WHAT THE TASK ASKS: Locate the string "right" throughout the material and copy every line in which it occurs.

## Start RECORDS FOR THIS EXERCISE

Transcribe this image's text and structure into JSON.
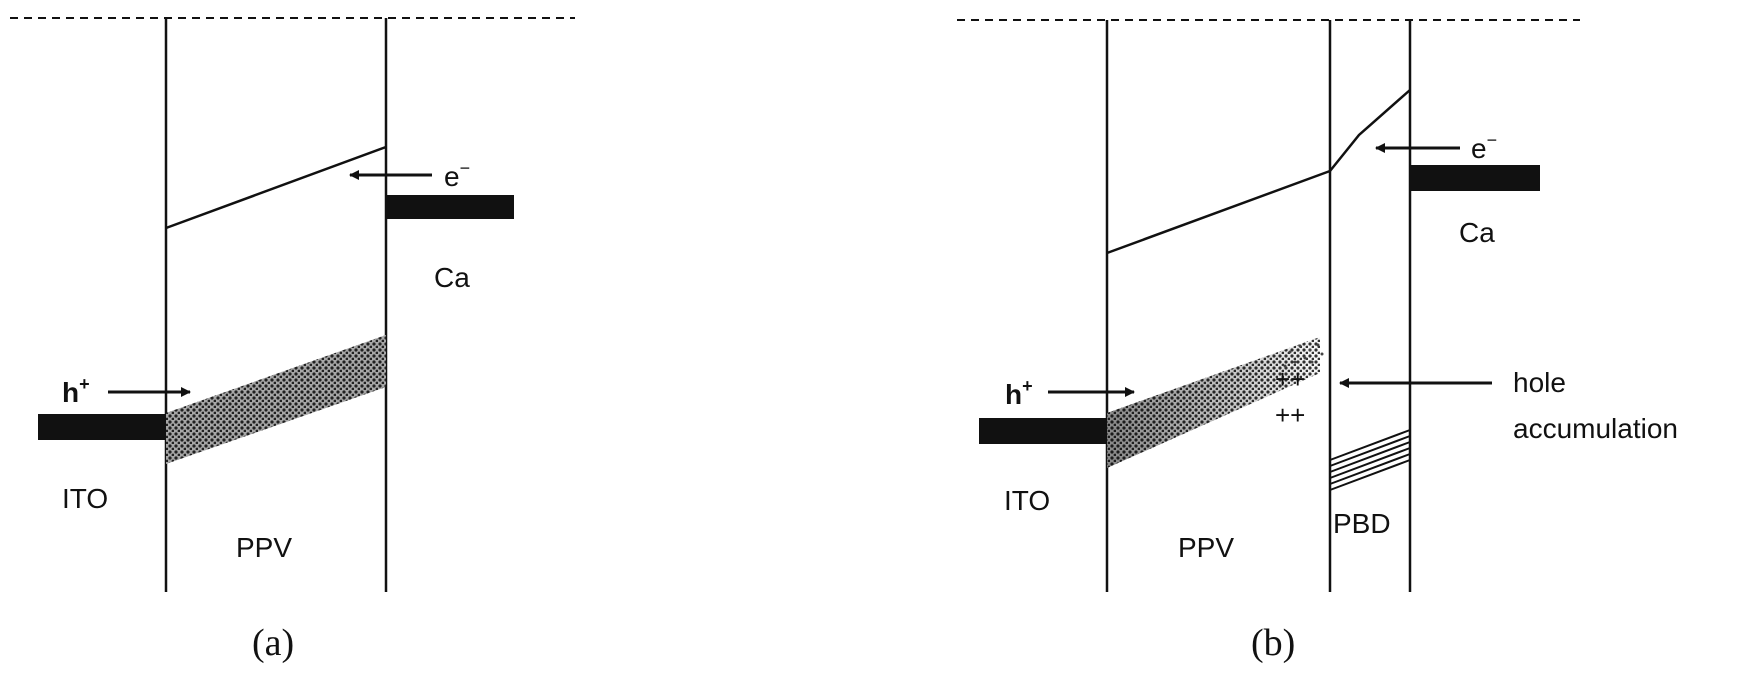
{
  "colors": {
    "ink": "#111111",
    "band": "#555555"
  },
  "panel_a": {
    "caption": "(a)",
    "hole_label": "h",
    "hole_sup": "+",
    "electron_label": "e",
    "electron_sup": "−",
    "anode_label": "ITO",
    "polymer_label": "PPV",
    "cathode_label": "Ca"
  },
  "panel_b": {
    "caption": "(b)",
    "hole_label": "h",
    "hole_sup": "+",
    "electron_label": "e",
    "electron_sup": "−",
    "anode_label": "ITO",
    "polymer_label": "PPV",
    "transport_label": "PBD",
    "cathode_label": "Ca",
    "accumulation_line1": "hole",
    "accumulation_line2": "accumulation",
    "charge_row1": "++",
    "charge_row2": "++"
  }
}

## End RECORDS FOR THIS EXERCISE
## Start RECORDS FOR THIS EXERCISE

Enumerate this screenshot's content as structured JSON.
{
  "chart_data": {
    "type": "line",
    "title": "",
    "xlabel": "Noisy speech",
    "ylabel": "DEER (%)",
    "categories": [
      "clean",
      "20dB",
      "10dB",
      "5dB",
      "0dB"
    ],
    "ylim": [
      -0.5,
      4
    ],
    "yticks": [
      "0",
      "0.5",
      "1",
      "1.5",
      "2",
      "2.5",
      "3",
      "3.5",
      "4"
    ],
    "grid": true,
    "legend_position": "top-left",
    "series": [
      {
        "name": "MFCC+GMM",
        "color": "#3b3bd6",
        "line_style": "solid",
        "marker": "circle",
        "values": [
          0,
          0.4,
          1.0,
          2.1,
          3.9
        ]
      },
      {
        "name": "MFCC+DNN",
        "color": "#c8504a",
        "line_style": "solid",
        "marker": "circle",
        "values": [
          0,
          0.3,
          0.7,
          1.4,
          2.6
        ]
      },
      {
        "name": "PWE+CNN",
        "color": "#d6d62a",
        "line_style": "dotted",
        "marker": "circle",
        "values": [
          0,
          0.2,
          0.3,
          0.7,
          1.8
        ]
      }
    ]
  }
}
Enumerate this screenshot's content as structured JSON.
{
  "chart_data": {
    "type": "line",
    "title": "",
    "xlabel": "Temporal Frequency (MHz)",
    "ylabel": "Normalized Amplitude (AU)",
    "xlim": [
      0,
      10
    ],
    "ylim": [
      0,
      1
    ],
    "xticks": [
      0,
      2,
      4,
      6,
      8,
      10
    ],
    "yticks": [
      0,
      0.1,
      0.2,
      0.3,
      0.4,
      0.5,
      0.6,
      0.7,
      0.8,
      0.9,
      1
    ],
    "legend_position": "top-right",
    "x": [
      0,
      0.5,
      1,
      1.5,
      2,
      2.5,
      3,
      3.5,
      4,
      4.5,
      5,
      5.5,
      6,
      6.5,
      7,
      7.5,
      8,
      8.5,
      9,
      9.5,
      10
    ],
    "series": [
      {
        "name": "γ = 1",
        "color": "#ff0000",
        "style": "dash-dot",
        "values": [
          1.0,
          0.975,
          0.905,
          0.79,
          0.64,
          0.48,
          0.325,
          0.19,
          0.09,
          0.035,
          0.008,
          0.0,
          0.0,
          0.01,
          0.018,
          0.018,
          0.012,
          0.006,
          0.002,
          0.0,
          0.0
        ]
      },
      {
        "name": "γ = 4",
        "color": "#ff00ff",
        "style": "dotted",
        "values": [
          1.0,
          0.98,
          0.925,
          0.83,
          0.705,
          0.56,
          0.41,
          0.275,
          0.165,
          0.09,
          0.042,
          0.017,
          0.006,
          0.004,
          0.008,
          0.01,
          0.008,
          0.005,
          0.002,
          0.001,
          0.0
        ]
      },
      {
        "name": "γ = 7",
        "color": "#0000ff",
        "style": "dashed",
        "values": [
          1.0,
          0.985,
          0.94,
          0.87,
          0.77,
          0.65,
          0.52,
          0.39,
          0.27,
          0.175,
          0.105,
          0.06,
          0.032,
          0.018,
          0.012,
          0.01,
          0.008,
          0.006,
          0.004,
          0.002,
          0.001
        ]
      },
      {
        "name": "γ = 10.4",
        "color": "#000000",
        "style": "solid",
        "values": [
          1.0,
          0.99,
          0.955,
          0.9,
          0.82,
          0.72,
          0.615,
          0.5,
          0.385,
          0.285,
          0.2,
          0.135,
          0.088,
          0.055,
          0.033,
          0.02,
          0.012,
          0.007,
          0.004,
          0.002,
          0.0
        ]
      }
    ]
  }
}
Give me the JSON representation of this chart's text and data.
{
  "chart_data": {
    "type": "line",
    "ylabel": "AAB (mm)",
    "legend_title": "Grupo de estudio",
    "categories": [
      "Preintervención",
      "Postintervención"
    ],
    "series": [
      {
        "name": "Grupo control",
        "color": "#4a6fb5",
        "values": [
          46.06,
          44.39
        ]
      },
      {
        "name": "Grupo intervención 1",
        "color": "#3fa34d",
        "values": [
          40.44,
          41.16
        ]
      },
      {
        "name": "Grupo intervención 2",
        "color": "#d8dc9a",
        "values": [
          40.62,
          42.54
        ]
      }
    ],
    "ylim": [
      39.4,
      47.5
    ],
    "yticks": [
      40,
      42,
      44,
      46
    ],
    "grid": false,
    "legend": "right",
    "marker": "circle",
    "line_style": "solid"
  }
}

## End RECORDS FOR THIS EXERCISE
## Start RECORDS FOR THIS EXERCISE

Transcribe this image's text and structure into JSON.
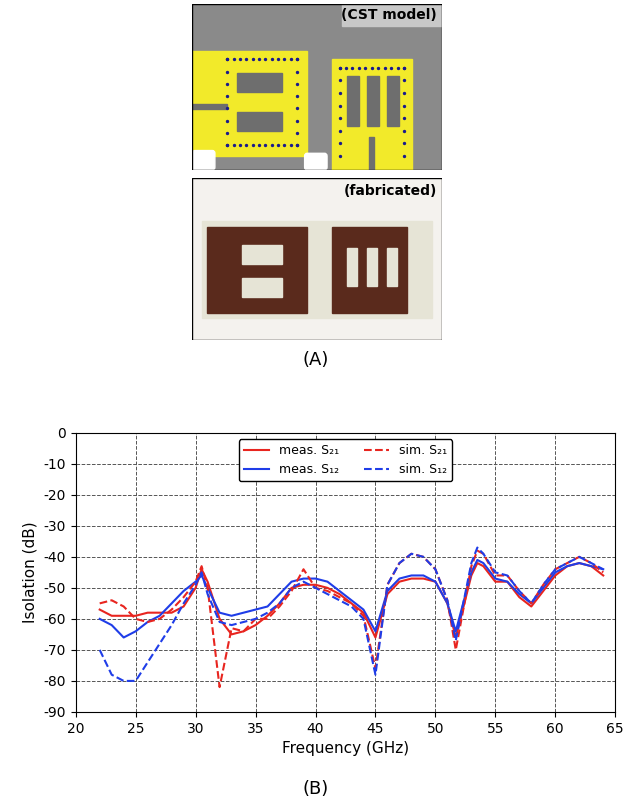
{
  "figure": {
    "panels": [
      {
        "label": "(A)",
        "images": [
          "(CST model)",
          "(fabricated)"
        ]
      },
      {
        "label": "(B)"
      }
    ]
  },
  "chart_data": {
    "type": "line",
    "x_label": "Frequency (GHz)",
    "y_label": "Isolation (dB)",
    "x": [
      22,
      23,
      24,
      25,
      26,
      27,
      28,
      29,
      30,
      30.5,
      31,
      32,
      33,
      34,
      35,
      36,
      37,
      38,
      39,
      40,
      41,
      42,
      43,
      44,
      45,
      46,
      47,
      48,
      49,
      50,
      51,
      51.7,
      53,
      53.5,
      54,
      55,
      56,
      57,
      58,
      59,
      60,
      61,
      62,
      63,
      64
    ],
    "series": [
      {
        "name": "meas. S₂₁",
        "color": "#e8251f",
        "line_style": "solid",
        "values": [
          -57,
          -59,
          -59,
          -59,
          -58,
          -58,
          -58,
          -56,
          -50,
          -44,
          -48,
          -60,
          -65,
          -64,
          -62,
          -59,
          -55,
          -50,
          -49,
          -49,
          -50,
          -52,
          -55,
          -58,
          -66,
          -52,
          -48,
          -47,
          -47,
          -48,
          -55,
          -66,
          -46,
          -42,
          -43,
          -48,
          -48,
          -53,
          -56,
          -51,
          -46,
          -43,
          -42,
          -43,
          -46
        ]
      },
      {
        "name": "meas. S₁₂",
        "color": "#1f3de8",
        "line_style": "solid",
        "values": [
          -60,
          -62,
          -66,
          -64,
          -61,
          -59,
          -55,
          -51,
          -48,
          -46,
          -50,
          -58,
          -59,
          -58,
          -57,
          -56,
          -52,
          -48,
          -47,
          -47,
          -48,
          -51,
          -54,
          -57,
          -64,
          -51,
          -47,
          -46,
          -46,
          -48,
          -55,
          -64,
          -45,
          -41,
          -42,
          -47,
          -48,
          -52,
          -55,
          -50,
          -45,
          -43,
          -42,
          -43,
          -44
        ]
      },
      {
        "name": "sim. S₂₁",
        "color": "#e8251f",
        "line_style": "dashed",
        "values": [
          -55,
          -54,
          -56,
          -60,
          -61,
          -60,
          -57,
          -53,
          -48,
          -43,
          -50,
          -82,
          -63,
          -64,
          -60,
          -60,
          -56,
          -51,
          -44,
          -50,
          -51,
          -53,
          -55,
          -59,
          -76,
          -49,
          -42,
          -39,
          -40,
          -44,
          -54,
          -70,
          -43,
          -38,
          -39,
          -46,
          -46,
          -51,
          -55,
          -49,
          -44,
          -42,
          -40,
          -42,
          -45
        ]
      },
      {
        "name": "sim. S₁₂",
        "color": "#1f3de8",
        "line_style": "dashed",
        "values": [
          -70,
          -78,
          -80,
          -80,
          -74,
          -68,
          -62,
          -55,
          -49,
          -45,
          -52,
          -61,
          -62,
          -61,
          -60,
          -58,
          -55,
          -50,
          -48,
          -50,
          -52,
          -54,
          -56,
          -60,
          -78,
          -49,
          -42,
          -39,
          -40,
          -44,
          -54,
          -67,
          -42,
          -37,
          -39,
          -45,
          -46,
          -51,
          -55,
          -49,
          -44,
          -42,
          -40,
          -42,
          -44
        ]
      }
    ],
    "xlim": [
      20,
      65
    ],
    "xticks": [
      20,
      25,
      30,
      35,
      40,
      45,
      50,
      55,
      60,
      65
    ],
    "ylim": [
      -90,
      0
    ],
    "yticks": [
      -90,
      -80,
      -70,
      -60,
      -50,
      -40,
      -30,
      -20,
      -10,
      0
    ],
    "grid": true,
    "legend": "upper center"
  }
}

## End RECORDS FOR THIS EXERCISE

CORRECT RESULT:
    "legend_position": "top-right",
    "legend": "right",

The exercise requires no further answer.